*Written instruction*: Retype the material word for word.

*Supplied records*:

★ ★ ★ ★ ★ ★ ★

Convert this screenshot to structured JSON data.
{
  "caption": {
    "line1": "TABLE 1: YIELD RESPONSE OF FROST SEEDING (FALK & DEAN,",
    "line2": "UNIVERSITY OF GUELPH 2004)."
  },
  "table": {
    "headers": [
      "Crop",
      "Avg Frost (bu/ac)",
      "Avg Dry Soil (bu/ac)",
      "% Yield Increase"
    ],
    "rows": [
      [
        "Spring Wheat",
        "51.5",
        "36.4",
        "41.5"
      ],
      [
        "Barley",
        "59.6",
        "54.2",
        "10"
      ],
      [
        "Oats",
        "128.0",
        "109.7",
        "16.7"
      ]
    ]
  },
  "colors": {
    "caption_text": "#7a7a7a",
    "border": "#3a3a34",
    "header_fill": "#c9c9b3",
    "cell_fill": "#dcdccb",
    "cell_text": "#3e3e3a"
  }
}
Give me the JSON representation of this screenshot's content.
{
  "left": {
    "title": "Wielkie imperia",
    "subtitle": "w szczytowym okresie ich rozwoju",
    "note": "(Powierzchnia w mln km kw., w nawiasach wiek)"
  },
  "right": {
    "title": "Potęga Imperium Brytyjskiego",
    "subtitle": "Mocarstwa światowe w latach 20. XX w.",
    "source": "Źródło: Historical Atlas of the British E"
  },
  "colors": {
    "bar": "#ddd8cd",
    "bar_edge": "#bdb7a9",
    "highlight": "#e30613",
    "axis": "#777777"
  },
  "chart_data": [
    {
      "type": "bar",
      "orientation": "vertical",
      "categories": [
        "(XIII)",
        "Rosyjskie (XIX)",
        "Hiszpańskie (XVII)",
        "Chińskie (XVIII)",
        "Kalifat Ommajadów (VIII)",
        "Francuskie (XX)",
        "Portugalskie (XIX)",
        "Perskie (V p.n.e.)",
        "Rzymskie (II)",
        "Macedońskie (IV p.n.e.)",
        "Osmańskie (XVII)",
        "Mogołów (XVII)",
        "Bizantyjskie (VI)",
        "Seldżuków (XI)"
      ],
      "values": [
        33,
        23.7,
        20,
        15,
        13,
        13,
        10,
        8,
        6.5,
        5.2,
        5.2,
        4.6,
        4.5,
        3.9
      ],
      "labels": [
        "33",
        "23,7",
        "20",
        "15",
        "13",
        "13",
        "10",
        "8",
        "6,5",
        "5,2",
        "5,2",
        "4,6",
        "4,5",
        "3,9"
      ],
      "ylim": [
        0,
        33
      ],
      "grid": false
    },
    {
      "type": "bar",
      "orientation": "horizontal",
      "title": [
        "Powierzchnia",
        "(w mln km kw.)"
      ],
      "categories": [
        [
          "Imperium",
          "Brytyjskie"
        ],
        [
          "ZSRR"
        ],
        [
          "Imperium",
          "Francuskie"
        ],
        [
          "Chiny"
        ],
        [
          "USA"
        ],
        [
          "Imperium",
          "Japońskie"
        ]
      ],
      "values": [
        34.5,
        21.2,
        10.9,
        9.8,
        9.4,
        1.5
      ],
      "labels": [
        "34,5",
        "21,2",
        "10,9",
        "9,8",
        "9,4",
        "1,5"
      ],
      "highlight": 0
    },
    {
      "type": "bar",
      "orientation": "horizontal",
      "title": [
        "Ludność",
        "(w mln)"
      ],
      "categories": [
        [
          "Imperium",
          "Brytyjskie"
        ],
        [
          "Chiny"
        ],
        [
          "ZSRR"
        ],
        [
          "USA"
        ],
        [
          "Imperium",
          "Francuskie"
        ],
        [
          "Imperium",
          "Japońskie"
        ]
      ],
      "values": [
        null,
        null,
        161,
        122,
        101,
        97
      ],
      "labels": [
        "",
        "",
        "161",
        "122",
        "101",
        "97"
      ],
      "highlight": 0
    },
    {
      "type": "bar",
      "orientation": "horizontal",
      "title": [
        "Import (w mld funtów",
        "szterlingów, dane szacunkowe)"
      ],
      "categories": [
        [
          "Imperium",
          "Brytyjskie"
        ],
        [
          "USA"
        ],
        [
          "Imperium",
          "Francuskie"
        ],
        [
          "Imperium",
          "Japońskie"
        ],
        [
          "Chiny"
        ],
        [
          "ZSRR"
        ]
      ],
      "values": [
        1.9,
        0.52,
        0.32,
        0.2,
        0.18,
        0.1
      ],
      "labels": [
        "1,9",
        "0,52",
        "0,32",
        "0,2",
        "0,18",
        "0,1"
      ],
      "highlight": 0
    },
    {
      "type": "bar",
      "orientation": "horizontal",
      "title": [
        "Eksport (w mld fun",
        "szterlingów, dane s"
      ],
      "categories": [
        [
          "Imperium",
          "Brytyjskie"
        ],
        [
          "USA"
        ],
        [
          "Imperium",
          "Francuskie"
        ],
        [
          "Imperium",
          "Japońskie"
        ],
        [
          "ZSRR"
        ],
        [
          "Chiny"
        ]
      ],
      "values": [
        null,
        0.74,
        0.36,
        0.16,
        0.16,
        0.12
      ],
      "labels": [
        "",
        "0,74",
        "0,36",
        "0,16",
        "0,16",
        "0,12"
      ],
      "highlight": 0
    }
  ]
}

★ ★ ★ ★ ★ ★ ★

*In response*:
Convert this screenshot to structured JSON data.
{
  "caption": {
    "line1": "TABLE 1: YIELD RESPONSE OF FROST SEEDING (FALK & DEAN,",
    "line2": "UNIVERSITY OF GUELPH 2004)."
  },
  "table": {
    "headers": [
      "Crop",
      "Avg Frost (bu/ac)",
      "Avg Dry Soil (bu/ac)",
      "% Yield Increase"
    ],
    "rows": [
      [
        "Spring Wheat",
        "51.5",
        "36.4",
        "41.5"
      ],
      [
        "Barley",
        "59.6",
        "54.2",
        "10"
      ],
      [
        "Oats",
        "128.0",
        "109.7",
        "16.7"
      ]
    ]
  },
  "colors": {
    "caption_text": "#7a7a7a",
    "border": "#3a3a34",
    "header_fill": "#c9c9b3",
    "cell_fill": "#dcdccb",
    "cell_text": "#3e3e3a"
  }
}
Give me the JSON representation of this screenshot's content.
{
  "left": {
    "title": "Wielkie imperia",
    "subtitle": "w szczytowym okresie ich rozwoju",
    "note": "(Powierzchnia w mln km kw., w nawiasach wiek)"
  },
  "right": {
    "title": "Potęga Imperium Brytyjskiego",
    "subtitle": "Mocarstwa światowe w latach 20. XX w.",
    "source": "Źródło: Historical Atlas of the British E"
  },
  "colors": {
    "bar": "#ddd8cd",
    "bar_edge": "#bdb7a9",
    "highlight": "#e30613",
    "axis": "#777777"
  },
  "chart_data": [
    {
      "type": "bar",
      "orientation": "vertical",
      "categories": [
        "(XIII)",
        "Rosyjskie (XIX)",
        "Hiszpańskie (XVII)",
        "Chińskie (XVIII)",
        "Kalifat Ommajadów (VIII)",
        "Francuskie (XX)",
        "Portugalskie (XIX)",
        "Perskie (V p.n.e.)",
        "Rzymskie (II)",
        "Macedońskie (IV p.n.e.)",
        "Osmańskie (XVII)",
        "Mogołów (XVII)",
        "Bizantyjskie (VI)",
        "Seldżuków (XI)"
      ],
      "values": [
        33,
        23.7,
        20,
        15,
        13,
        13,
        10,
        8,
        6.5,
        5.2,
        5.2,
        4.6,
        4.5,
        3.9
      ],
      "labels": [
        "33",
        "23,7",
        "20",
        "15",
        "13",
        "13",
        "10",
        "8",
        "6,5",
        "5,2",
        "5,2",
        "4,6",
        "4,5",
        "3,9"
      ],
      "ylim": [
        0,
        33
      ],
      "grid": false
    },
    {
      "type": "bar",
      "orientation": "horizontal",
      "title": [
        "Powierzchnia",
        "(w mln km kw.)"
      ],
      "categories": [
        [
          "Imperium",
          "Brytyjskie"
        ],
        [
          "ZSRR"
        ],
        [
          "Imperium",
          "Francuskie"
        ],
        [
          "Chiny"
        ],
        [
          "USA"
        ],
        [
          "Imperium",
          "Japońskie"
        ]
      ],
      "values": [
        34.5,
        21.2,
        10.9,
        9.8,
        9.4,
        1.5
      ],
      "labels": [
        "34,5",
        "21,2",
        "10,9",
        "9,8",
        "9,4",
        "1,5"
      ],
      "highlight": 0
    },
    {
      "type": "bar",
      "orientation": "horizontal",
      "title": [
        "Ludność",
        "(w mln)"
      ],
      "categories": [
        [
          "Imperium",
          "Brytyjskie"
        ],
        [
          "Chiny"
        ],
        [
          "ZSRR"
        ],
        [
          "USA"
        ],
        [
          "Imperium",
          "Francuskie"
        ],
        [
          "Imperium",
          "Japońskie"
        ]
      ],
      "values": [
        null,
        null,
        161,
        122,
        101,
        97
      ],
      "labels": [
        "",
        "",
        "161",
        "122",
        "101",
        "97"
      ],
      "highlight": 0
    },
    {
      "type": "bar",
      "orientation": "horizontal",
      "title": [
        "Import (w mld funtów",
        "szterlingów, dane szacunkowe)"
      ],
      "categories": [
        [
          "Imperium",
          "Brytyjskie"
        ],
        [
          "USA"
        ],
        [
          "Imperium",
          "Francuskie"
        ],
        [
          "Imperium",
          "Japońskie"
        ],
        [
          "Chiny"
        ],
        [
          "ZSRR"
        ]
      ],
      "values": [
        1.9,
        0.52,
        0.32,
        0.2,
        0.18,
        0.1
      ],
      "labels": [
        "1,9",
        "0,52",
        "0,32",
        "0,2",
        "0,18",
        "0,1"
      ],
      "highlight": 0
    },
    {
      "type": "bar",
      "orientation": "horizontal",
      "title": [
        "Eksport (w mld fun",
        "szterlingów, dane s"
      ],
      "categories": [
        [
          "Imperium",
          "Brytyjskie"
        ],
        [
          "USA"
        ],
        [
          "Imperium",
          "Francuskie"
        ],
        [
          "Imperium",
          "Japońskie"
        ],
        [
          "ZSRR"
        ],
        [
          "Chiny"
        ]
      ],
      "values": [
        null,
        0.74,
        0.36,
        0.16,
        0.16,
        0.12
      ],
      "labels": [
        "",
        "0,74",
        "0,36",
        "0,16",
        "0,16",
        "0,12"
      ],
      "highlight": 0
    }
  ]
}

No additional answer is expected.